Problem requirements
Below is a listing to write out in full, exactly as given, without its pictures.
====================
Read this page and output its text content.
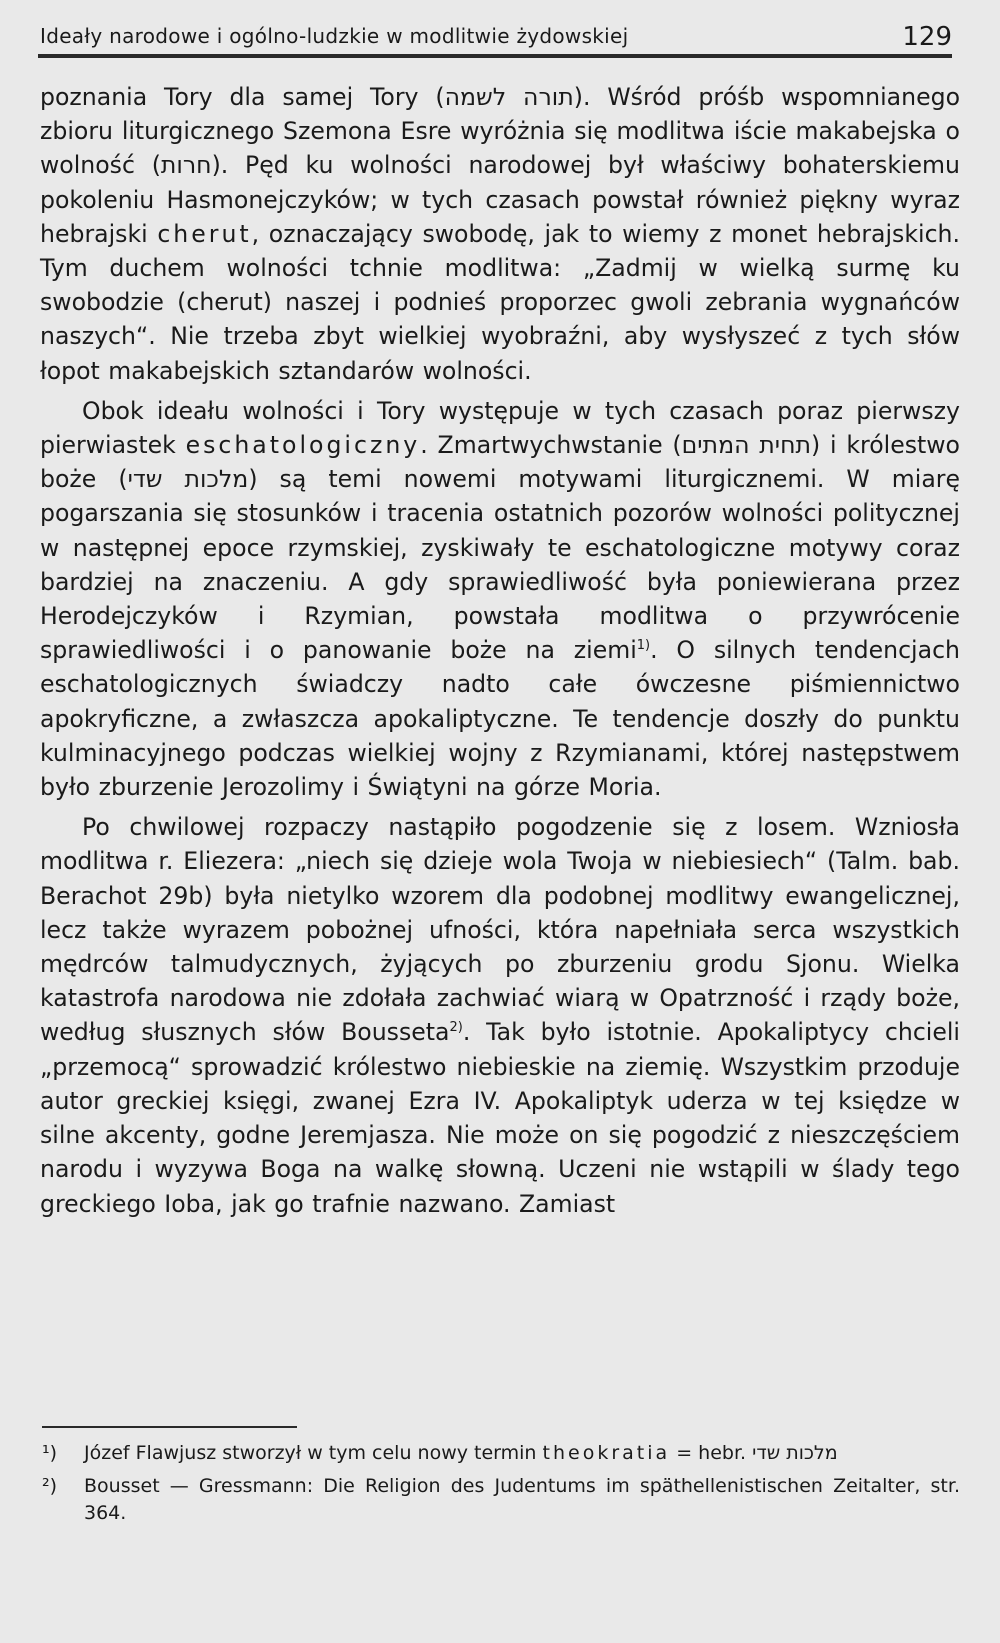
Ideały narodowe i ogólno-ludzkie w modlitwie żydowskiej	129

poznania Tory dla samej Tory (תורה לשמה). Wśród próśb wspomnianego zbioru liturgicznego Szemona Esre wyróżnia się modlitwa iście makabejska o wolność (חרות). Pęd ku wolności narodowej był właściwy bohaterskiemu pokoleniu Hasmonejczyków; w tych czasach powstał również piękny wyraz hebrajski cherut, oznaczający swobodę, jak to wiemy z monet hebrajskich. Tym duchem wolności tchnie modlitwa: „Zadmij w wielką surmę ku swobodzie (cherut) naszej i podnieś proporzec gwoli zebrania wygnańców naszych“. Nie trzeba zbyt wielkiej wyobraźni, aby wysłyszeć z tych słów łopot makabejskich sztandarów wolności.

Obok ideału wolności i Tory występuje w tych czasach poraz pierwszy pierwiastek eschatologiczny. Zmartwychwstanie (תחית המתים) i królestwo boże (מלכות שדי) są temi nowemi motywami liturgicznemi. W miarę pogarszania się stosunków i tracenia ostatnich pozorów wolności politycznej w następnej epoce rzymskiej, zyskiwały te eschatologiczne motywy coraz bardziej na znaczeniu. A gdy sprawiedliwość była poniewierana przez Herodejczyków i Rzymian, powstała modlitwa o przywrócenie sprawiedliwości i o panowanie boże na ziemi$^{1)}$. O silnych tendencjach eschatologicznych świadczy nadto całe ówczesne piśmiennictwo apokryficzne, a zwłaszcza apokaliptyczne. Te tendencje doszły do punktu kulminacyjnego podczas wielkiej wojny z Rzymianami, której następstwem było zburzenie Jerozolimy i Świątyni na górze Moria.

Po chwilowej rozpaczy nastąpiło pogodzenie się z losem. Wzniosła modlitwa r. Eliezera: „niech się dzieje wola Twoja w niebiesiech“ (Talm. bab. Berachot 29b) była nietylko wzorem dla podobnej modlitwy ewangelicznej, lecz także wyrazem pobożnej ufności, która napełniała serca wszystkich mędrców talmudycznych, żyjących po zburzeniu grodu Sjonu. Wielka katastrofa narodowa nie zdołała zachwiać wiarą w Opatrzność i rządy boże, według słusznych słów Bousseta$^{2)}$. Tak było istotnie. Apokaliptycy chcieli „przemocą“ sprowadzić królestwo niebieskie na ziemię. Wszystkim przoduje autor greckiej księgi, zwanej Ezra IV. Apokaliptyk uderza w tej księdze w silne akcenty, godne Jeremjasza. Nie może on się pogodzić z nieszczęściem narodu i wyzywa Boga na walkę słowną. Uczeni nie wstąpili w ślady tego greckiego Ioba, jak go trafnie nazwano. Zamiast

¹)	Józef Flawjusz stworzył w tym celu nowy termin theokratia = hebr. מלכות שדי
²)	Bousset — Gressmann: Die Religion des Judentums im späthellenistischen Zeitalter, str. 364.
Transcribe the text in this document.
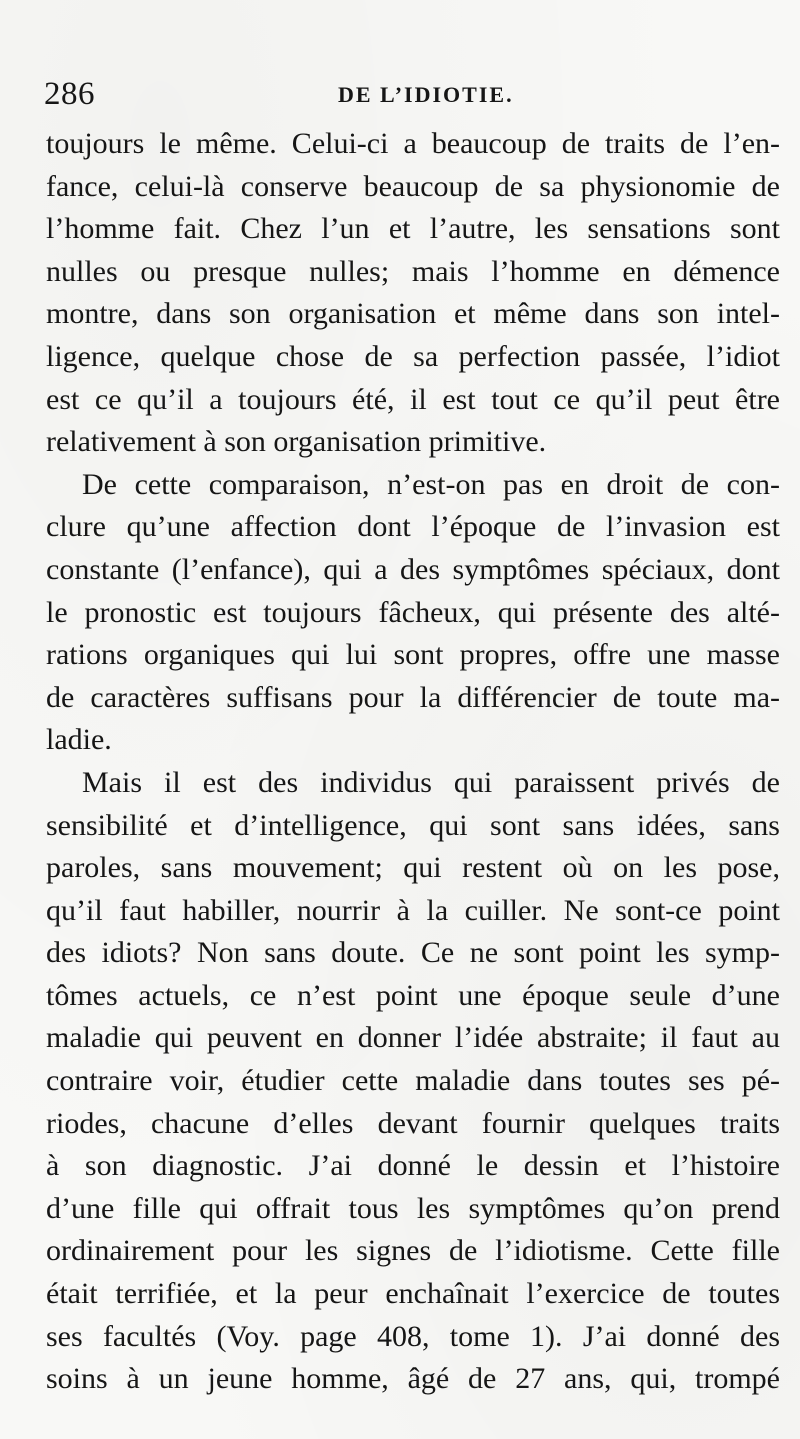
286	DE L’IDIOTIE.
toujours le même. Celui-ci a beaucoup de traits de l’en-
fance, celui-là conserve beaucoup de sa physionomie de
l’homme fait. Chez l’un et l’autre, les sensations sont
nulles ou presque nulles; mais l’homme en démence
montre, dans son organisation et même dans son intel-
ligence, quelque chose de sa perfection passée, l’idiot
est ce qu’il a toujours été, il est tout ce qu’il peut être
relativement à son organisation primitive.
De cette comparaison, n’est-on pas en droit de con-
clure qu’une affection dont l’époque de l’invasion est
constante (l’enfance), qui a des symptômes spéciaux, dont
le pronostic est toujours fâcheux, qui présente des alté-
rations organiques qui lui sont propres, offre une masse
de caractères suffisans pour la différencier de toute ma-
ladie.
Mais il est des individus qui paraissent privés de
sensibilité et d’intelligence, qui sont sans idées, sans
paroles, sans mouvement; qui restent où on les pose,
qu’il faut habiller, nourrir à la cuiller. Ne sont-ce point
des idiots? Non sans doute. Ce ne sont point les symp-
tômes actuels, ce n’est point une époque seule d’une
maladie qui peuvent en donner l’idée abstraite; il faut au
contraire voir, étudier cette maladie dans toutes ses pé-
riodes, chacune d’elles devant fournir quelques traits
à son diagnostic. J’ai donné le dessin et l’histoire
d’une fille qui offrait tous les symptômes qu’on prend
ordinairement pour les signes de l’idiotisme. Cette fille
était terrifiée, et la peur enchaînait l’exercice de toutes
ses facultés (Voy. page 408, tome 1). J’ai donné des
soins à un jeune homme, âgé de 27 ans, qui, trompé
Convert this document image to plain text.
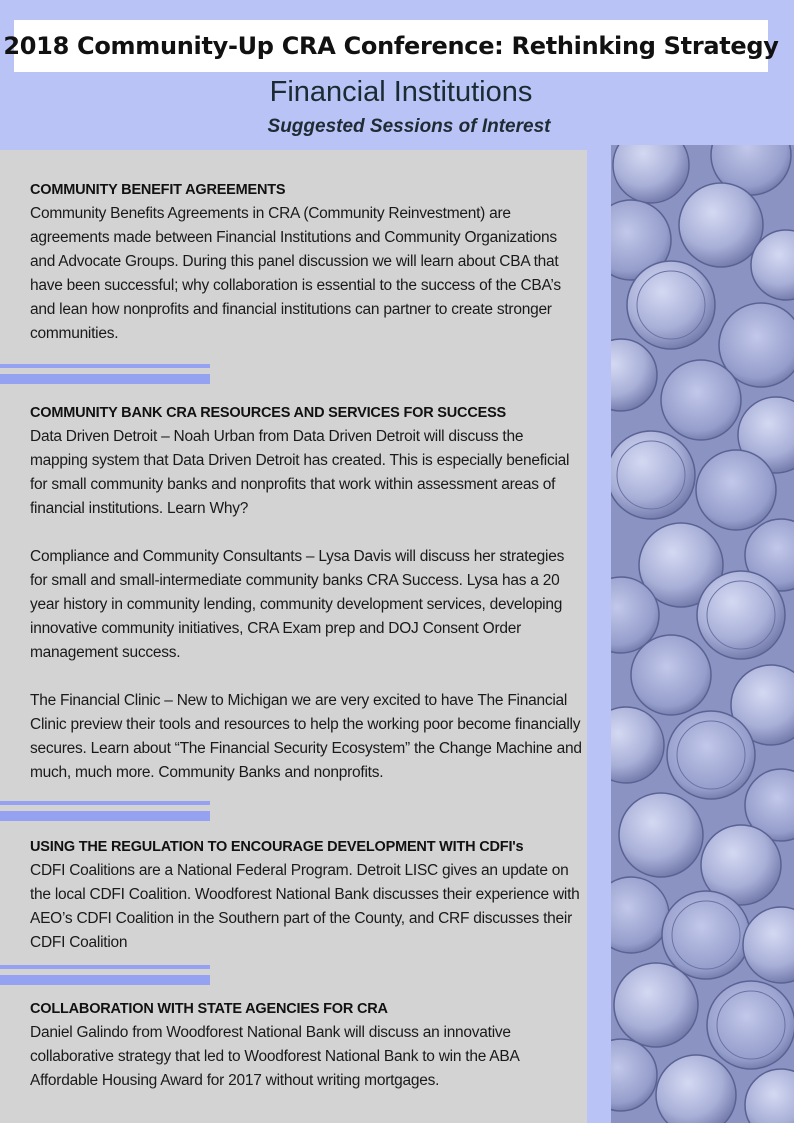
2018 Community-Up CRA Conference: Rethinking Strategy
Financial Institutions
Suggested Sessions of Interest

COMMUNITY BENEFIT AGREEMENTS

Community Benefits Agreements in CRA (Community Reinvestment) are agreements made between Financial Institutions and Community Organizations and Advocate Groups. During this panel discussion we will learn about CBA that have been successful; why collaboration is essential to the success of the CBA’s and lean how nonprofits and financial institutions can partner to create stronger communities.

COMMUNITY BANK CRA RESOURCES AND SERVICES FOR SUCCESS

Data Driven Detroit – Noah Urban from Data Driven Detroit will discuss the mapping system that Data Driven Detroit has created. This is especially beneficial for small community banks and nonprofits that work within assessment areas of financial institutions. Learn Why?

Compliance and Community Consultants – Lysa Davis will discuss her strategies for small and small-intermediate community banks CRA Success. Lysa has a 20 year history in community lending, community development services, developing innovative community initiatives, CRA Exam prep and DOJ Consent Order management success.

The Financial Clinic – New to Michigan we are very excited to have The Financial Clinic preview their tools and resources to help the working poor become financially secures. Learn about “The Financial Security Ecosystem” the Change Machine and much, much more. Community Banks and nonprofits.

USING THE REGULATION TO ENCOURAGE DEVELOPMENT WITH CDFI's

CDFI Coalitions are a National Federal Program. Detroit LISC gives an update on the local CDFI Coalition. Woodforest National Bank discusses their experience with AEO’s CDFI Coalition in the Southern part of the County, and CRF discusses their CDFI Coalition

COLLABORATION WITH STATE AGENCIES FOR CRA

Daniel Galindo from Woodforest National Bank will discuss an innovative collaborative strategy that led to Woodforest National Bank to win the ABA Affordable Housing Award for 2017 without writing mortgages.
====================
The solution
Read this page and output its text content.
Ideały narodowe i ogólno-ludzkie w modlitwie żydowskiej	129

poznania Tory dla samej Tory (תורה לשמה). Wśród próśb wspomnianego zbioru liturgicznego Szemona Esre wyróżnia się modlitwa iście makabejska o wolność (חרות). Pęd ku wolności narodowej był właściwy bohaterskiemu pokoleniu Hasmonejczyków; w tych czasach powstał również piękny wyraz hebrajski cherut, oznaczający swobodę, jak to wiemy z monet hebrajskich. Tym duchem wolności tchnie modlitwa: „Zadmij w wielką surmę ku swobodzie (cherut) naszej i podnieś proporzec gwoli zebrania wygnańców naszych“. Nie trzeba zbyt wielkiej wyobraźni, aby wysłyszeć z tych słów łopot makabejskich sztandarów wolności.

Obok ideału wolności i Tory występuje w tych czasach poraz pierwszy pierwiastek eschatologiczny. Zmartwychwstanie (תחית המתים) i królestwo boże (מלכות שדי) są temi nowemi motywami liturgicznemi. W miarę pogarszania się stosunków i tracenia ostatnich pozorów wolności politycznej w następnej epoce rzymskiej, zyskiwały te eschatologiczne motywy coraz bardziej na znaczeniu. A gdy sprawiedliwość była poniewierana przez Herodejczyków i Rzymian, powstała modlitwa o przywrócenie sprawiedliwości i o panowanie boże na ziemi$^{1)}$. O silnych tendencjach eschatologicznych świadczy nadto całe ówczesne piśmiennictwo apokryficzne, a zwłaszcza apokaliptyczne. Te tendencje doszły do punktu kulminacyjnego podczas wielkiej wojny z Rzymianami, której następstwem było zburzenie Jerozolimy i Świątyni na górze Moria.

Po chwilowej rozpaczy nastąpiło pogodzenie się z losem. Wzniosła modlitwa r. Eliezera: „niech się dzieje wola Twoja w niebiesiech“ (Talm. bab. Berachot 29b) była nietylko wzorem dla podobnej modlitwy ewangelicznej, lecz także wyrazem pobożnej ufności, która napełniała serca wszystkich mędrców talmudycznych, żyjących po zburzeniu grodu Sjonu. Wielka katastrofa narodowa nie zdołała zachwiać wiarą w Opatrzność i rządy boże, według słusznych słów Bousseta$^{2)}$. Tak było istotnie. Apokaliptycy chcieli „przemocą“ sprowadzić królestwo niebieskie na ziemię. Wszystkim przoduje autor greckiej księgi, zwanej Ezra IV. Apokaliptyk uderza w tej księdze w silne akcenty, godne Jeremjasza. Nie może on się pogodzić z nieszczęściem narodu i wyzywa Boga na walkę słowną. Uczeni nie wstąpili w ślady tego greckiego Ioba, jak go trafnie nazwano. Zamiast

¹)	Józef Flawjusz stworzył w tym celu nowy termin theokratia = hebr. מלכות שדי
²)	Bousset — Gressmann: Die Religion des Judentums im späthellenistischen Zeitalter, str. 364.
Transcribe the text in this document.
286	DE L’IDIOTIE.
toujours le même. Celui-ci a beaucoup de traits de l’en-
fance, celui-là conserve beaucoup de sa physionomie de
l’homme fait. Chez l’un et l’autre, les sensations sont
nulles ou presque nulles; mais l’homme en démence
montre, dans son organisation et même dans son intel-
ligence, quelque chose de sa perfection passée, l’idiot
est ce qu’il a toujours été, il est tout ce qu’il peut être
relativement à son organisation primitive.
De cette comparaison, n’est-on pas en droit de con-
clure qu’une affection dont l’époque de l’invasion est
constante (l’enfance), qui a des symptômes spéciaux, dont
le pronostic est toujours fâcheux, qui présente des alté-
rations organiques qui lui sont propres, offre une masse
de caractères suffisans pour la différencier de toute ma-
ladie.
Mais il est des individus qui paraissent privés de
sensibilité et d’intelligence, qui sont sans idées, sans
paroles, sans mouvement; qui restent où on les pose,
qu’il faut habiller, nourrir à la cuiller. Ne sont-ce point
des idiots? Non sans doute. Ce ne sont point les symp-
tômes actuels, ce n’est point une époque seule d’une
maladie qui peuvent en donner l’idée abstraite; il faut au
contraire voir, étudier cette maladie dans toutes ses pé-
riodes, chacune d’elles devant fournir quelques traits
à son diagnostic. J’ai donné le dessin et l’histoire
d’une fille qui offrait tous les symptômes qu’on prend
ordinairement pour les signes de l’idiotisme. Cette fille
était terrifiée, et la peur enchaînait l’exercice de toutes
ses facultés (Voy. page 408, tome 1). J’ai donné des
soins à un jeune homme, âgé de 27 ans, qui, trompé
Convert this document image to plain text.
2018 Community-Up CRA Conference: Rethinking Strategy
Financial Institutions
Suggested Sessions of Interest

COMMUNITY BENEFIT AGREEMENTS

Community Benefits Agreements in CRA (Community Reinvestment) are agreements made between Financial Institutions and Community Organizations and Advocate Groups. During this panel discussion we will learn about CBA that have been successful; why collaboration is essential to the success of the CBA’s and lean how nonprofits and financial institutions can partner to create stronger communities.

COMMUNITY BANK CRA RESOURCES AND SERVICES FOR SUCCESS

Data Driven Detroit – Noah Urban from Data Driven Detroit will discuss the mapping system that Data Driven Detroit has created. This is especially beneficial for small community banks and nonprofits that work within assessment areas of financial institutions. Learn Why?

Compliance and Community Consultants – Lysa Davis will discuss her strategies for small and small-intermediate community banks CRA Success. Lysa has a 20 year history in community lending, community development services, developing innovative community initiatives, CRA Exam prep and DOJ Consent Order management success.

The Financial Clinic – New to Michigan we are very excited to have The Financial Clinic preview their tools and resources to help the working poor become financially secures. Learn about “The Financial Security Ecosystem” the Change Machine and much, much more. Community Banks and nonprofits.

USING THE REGULATION TO ENCOURAGE DEVELOPMENT WITH CDFI's

CDFI Coalitions are a National Federal Program. Detroit LISC gives an update on the local CDFI Coalition. Woodforest National Bank discusses their experience with AEO’s CDFI Coalition in the Southern part of the County, and CRF discusses their CDFI Coalition

COLLABORATION WITH STATE AGENCIES FOR CRA

Daniel Galindo from Woodforest National Bank will discuss an innovative collaborative strategy that led to Woodforest National Bank to win the ABA Affordable Housing Award for 2017 without writing mortgages.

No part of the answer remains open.